(A run of records)
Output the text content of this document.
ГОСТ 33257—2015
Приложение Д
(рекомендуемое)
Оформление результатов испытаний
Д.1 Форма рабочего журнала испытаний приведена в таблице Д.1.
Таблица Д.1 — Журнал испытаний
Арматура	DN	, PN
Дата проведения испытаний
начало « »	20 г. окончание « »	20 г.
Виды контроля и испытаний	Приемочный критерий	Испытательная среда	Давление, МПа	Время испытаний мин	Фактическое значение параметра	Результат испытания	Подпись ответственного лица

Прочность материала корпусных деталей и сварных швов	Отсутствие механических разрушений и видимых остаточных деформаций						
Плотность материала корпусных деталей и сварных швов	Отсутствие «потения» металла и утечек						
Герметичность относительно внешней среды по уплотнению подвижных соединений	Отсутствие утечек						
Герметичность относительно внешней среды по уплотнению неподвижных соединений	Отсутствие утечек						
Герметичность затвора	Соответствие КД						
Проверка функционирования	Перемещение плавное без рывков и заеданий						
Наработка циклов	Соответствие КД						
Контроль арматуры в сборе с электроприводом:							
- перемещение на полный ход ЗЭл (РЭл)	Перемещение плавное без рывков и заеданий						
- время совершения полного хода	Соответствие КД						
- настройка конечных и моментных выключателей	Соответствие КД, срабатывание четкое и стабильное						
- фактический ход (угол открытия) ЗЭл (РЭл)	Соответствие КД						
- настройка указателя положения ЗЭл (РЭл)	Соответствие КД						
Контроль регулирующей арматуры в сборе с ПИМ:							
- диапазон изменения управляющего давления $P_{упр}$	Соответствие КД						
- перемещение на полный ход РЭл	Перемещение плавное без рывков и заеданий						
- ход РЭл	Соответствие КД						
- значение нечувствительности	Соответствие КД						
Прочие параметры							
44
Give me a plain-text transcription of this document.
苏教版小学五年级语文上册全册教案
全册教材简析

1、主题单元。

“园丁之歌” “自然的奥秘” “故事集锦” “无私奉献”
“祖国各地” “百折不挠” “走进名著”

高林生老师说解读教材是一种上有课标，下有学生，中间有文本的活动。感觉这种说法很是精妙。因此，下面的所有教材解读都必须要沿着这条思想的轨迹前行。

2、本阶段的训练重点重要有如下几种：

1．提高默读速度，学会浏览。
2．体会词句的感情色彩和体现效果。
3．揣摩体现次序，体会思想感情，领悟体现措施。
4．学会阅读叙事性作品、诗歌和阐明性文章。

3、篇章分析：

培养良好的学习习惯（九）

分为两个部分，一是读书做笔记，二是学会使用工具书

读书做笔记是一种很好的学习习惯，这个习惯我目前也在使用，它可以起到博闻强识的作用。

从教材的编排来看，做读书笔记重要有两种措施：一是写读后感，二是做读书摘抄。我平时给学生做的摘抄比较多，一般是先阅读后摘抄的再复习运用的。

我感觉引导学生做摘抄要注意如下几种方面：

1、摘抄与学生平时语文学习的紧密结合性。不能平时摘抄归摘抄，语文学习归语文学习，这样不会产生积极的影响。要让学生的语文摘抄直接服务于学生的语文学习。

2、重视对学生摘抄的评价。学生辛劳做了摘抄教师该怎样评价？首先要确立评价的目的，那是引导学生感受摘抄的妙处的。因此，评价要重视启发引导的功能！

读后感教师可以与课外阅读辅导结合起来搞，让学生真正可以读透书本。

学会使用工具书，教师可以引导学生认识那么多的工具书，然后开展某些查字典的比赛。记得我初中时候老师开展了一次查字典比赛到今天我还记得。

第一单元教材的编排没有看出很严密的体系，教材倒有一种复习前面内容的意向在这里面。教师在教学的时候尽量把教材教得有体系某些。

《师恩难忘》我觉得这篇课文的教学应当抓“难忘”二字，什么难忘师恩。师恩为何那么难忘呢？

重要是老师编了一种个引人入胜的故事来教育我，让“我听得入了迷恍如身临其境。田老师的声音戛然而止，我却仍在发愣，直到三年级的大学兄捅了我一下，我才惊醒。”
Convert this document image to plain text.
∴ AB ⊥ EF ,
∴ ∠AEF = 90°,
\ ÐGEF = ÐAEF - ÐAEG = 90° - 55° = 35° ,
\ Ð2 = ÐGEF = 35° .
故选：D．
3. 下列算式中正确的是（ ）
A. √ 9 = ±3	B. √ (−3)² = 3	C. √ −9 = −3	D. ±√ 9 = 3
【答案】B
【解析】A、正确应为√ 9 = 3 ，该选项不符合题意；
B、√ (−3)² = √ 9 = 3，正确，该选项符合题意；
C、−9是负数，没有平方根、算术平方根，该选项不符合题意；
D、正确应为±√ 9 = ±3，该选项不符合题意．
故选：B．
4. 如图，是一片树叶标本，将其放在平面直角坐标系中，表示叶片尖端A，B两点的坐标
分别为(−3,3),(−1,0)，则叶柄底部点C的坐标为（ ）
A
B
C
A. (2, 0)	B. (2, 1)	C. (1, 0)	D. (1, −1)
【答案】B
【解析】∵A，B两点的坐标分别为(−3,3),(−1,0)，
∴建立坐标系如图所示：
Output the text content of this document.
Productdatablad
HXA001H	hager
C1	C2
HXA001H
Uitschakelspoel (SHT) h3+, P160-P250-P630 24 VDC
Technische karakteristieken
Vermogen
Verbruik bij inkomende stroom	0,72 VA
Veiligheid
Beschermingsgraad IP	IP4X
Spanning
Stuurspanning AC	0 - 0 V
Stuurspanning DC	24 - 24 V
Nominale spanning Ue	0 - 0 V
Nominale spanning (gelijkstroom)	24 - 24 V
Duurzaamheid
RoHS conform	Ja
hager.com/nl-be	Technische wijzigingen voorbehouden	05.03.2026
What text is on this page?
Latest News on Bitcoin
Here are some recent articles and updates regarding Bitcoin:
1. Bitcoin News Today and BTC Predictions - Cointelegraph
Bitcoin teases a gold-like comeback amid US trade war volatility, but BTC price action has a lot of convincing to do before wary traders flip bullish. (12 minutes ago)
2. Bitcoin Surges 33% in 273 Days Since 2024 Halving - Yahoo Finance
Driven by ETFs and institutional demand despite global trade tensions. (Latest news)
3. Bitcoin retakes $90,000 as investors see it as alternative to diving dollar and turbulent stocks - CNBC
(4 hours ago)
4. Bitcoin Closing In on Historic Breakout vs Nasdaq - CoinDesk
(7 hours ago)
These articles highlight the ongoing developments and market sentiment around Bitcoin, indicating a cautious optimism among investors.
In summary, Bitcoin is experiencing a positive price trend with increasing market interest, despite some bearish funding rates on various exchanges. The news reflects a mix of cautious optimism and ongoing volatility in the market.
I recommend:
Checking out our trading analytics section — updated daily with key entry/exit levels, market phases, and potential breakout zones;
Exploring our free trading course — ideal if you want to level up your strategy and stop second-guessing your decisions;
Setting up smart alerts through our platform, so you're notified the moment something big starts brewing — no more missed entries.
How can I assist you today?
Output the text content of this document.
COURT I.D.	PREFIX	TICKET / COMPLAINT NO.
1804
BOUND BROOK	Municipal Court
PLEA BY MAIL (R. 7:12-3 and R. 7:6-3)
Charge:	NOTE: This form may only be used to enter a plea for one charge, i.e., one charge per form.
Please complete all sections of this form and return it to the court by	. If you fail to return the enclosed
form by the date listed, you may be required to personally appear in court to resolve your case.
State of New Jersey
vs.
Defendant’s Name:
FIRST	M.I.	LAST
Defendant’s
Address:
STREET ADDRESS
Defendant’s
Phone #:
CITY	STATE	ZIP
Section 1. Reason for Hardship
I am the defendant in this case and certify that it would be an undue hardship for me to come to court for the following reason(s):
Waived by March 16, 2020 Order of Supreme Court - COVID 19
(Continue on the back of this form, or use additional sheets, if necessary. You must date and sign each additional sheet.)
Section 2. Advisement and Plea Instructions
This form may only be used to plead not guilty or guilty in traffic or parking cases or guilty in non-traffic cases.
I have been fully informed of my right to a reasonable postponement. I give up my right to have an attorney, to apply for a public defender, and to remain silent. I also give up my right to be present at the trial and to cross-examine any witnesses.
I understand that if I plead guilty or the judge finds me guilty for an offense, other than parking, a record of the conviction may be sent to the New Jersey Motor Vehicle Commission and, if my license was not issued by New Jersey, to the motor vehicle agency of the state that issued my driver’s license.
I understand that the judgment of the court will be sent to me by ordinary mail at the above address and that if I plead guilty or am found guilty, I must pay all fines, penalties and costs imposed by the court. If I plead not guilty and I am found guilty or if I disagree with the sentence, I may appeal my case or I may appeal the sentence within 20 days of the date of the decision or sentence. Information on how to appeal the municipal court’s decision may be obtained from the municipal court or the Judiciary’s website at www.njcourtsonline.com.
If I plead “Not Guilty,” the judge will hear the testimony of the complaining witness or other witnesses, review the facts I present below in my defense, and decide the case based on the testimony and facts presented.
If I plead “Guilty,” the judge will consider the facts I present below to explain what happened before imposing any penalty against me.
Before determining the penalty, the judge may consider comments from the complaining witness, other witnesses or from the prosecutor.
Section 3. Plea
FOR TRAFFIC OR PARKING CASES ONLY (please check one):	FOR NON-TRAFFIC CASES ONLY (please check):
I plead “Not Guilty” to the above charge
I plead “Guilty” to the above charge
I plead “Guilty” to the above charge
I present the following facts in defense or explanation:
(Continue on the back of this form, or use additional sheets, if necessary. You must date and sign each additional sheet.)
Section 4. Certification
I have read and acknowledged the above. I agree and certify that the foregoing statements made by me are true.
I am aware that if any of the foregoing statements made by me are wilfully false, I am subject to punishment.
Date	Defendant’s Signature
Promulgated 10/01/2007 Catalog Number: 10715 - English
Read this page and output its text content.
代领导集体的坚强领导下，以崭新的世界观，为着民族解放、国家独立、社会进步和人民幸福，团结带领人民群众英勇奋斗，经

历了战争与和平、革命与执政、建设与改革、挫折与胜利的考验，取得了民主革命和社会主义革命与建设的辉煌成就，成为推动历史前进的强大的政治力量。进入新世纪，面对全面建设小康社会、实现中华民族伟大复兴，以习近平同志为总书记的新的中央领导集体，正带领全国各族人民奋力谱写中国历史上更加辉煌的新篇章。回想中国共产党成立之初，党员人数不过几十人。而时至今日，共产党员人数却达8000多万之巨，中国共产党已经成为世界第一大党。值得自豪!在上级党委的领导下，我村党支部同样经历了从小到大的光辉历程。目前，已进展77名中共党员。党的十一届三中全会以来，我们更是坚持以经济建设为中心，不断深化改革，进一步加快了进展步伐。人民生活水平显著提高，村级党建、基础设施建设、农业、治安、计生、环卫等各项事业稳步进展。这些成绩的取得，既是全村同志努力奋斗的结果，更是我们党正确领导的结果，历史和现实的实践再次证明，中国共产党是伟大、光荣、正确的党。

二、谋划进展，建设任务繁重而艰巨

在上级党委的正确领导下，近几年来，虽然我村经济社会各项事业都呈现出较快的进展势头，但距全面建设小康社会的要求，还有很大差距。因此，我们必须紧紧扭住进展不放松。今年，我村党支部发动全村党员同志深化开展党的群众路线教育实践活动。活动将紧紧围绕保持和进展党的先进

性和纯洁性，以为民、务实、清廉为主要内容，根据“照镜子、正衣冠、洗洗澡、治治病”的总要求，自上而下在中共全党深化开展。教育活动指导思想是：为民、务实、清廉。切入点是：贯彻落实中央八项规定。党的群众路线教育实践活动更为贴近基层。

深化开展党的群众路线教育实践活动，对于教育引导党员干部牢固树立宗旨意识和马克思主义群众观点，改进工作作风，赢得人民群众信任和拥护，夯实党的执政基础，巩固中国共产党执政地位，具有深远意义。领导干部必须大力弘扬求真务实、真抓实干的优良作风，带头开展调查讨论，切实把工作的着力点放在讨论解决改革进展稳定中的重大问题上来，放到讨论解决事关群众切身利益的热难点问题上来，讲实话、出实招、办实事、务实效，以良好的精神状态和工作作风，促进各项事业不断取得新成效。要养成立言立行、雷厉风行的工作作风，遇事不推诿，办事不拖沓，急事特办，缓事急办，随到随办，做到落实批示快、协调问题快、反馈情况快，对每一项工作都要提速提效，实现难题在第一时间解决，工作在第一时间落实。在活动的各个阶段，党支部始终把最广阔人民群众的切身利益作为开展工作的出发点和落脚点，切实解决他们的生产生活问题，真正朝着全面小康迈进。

» **THE TASK**: Count the lines of the listing above that include the word "trade" and state the total with nothing else.

» **ANSWER TO THIS EXERCISE**: 2